● **Goal of the exercise**: Tally the lines that hold the string "Judá", and reply with the count alone.

[Stored entries]
____________

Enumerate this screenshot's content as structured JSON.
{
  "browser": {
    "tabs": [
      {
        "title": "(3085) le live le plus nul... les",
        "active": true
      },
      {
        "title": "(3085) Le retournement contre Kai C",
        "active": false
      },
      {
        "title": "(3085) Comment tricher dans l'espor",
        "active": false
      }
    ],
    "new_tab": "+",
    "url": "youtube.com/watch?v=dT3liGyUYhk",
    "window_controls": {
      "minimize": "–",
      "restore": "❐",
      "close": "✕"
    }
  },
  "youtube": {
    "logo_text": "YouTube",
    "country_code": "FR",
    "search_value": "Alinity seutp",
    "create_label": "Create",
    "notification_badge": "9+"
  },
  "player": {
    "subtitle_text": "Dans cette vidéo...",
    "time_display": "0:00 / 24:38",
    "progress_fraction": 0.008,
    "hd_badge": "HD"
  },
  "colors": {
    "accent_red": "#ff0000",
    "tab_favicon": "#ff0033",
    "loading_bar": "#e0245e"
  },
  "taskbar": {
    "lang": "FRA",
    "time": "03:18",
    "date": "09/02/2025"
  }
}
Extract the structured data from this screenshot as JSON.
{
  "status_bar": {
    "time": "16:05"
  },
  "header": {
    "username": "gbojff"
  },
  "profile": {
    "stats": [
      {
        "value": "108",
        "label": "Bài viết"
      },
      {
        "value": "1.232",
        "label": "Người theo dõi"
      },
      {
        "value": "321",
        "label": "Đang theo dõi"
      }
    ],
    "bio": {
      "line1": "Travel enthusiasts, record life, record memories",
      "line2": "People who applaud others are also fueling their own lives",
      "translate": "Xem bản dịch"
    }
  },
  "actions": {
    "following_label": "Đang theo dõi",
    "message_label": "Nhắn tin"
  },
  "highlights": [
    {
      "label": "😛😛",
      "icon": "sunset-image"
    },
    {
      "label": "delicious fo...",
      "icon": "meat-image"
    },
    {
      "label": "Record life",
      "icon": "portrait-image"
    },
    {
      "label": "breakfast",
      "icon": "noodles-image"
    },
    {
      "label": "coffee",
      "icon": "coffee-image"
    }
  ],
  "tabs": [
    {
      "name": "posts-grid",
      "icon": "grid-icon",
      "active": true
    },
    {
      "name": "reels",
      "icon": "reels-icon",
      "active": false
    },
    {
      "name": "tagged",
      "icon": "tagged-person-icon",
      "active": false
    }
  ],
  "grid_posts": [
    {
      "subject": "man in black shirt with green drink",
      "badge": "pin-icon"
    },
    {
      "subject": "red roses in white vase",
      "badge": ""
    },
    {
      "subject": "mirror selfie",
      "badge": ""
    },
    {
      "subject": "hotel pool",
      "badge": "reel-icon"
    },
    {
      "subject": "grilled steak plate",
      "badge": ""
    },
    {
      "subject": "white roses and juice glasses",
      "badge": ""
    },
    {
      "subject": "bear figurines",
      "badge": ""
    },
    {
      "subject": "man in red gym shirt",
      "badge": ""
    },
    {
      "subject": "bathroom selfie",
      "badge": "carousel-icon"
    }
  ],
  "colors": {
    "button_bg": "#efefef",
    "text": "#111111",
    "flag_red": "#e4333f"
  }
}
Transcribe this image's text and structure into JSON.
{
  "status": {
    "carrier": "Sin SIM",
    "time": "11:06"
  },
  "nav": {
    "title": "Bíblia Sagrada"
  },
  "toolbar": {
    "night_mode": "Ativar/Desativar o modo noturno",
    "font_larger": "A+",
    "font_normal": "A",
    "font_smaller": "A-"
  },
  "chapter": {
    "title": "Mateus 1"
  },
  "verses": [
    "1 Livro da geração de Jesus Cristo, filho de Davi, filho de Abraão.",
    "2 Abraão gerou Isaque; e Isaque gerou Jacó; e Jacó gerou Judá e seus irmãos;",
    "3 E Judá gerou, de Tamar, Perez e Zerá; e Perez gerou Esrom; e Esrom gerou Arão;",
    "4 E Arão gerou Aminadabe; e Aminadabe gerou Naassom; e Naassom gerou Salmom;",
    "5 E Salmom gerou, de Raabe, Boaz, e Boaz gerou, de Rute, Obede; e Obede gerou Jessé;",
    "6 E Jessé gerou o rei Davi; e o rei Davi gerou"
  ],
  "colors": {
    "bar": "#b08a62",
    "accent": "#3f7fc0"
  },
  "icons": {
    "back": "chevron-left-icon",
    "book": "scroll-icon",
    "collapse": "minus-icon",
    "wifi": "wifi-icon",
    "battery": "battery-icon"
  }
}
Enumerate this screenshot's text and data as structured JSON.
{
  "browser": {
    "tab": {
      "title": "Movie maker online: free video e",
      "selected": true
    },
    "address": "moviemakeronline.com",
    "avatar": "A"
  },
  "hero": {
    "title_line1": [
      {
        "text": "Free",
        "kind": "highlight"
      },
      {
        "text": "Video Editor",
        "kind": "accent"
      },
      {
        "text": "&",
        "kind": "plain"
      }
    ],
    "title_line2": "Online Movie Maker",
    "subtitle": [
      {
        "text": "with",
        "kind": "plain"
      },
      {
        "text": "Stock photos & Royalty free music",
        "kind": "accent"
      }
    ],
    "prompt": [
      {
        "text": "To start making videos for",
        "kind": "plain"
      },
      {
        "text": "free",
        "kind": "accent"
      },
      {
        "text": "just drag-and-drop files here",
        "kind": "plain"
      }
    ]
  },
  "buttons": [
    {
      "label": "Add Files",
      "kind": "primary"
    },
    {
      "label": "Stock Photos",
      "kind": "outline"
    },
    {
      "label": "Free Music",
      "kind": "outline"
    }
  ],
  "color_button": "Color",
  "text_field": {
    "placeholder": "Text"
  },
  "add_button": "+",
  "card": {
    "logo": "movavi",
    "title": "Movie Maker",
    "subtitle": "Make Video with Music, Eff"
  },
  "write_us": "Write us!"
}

____________

● **Answer in full**: 2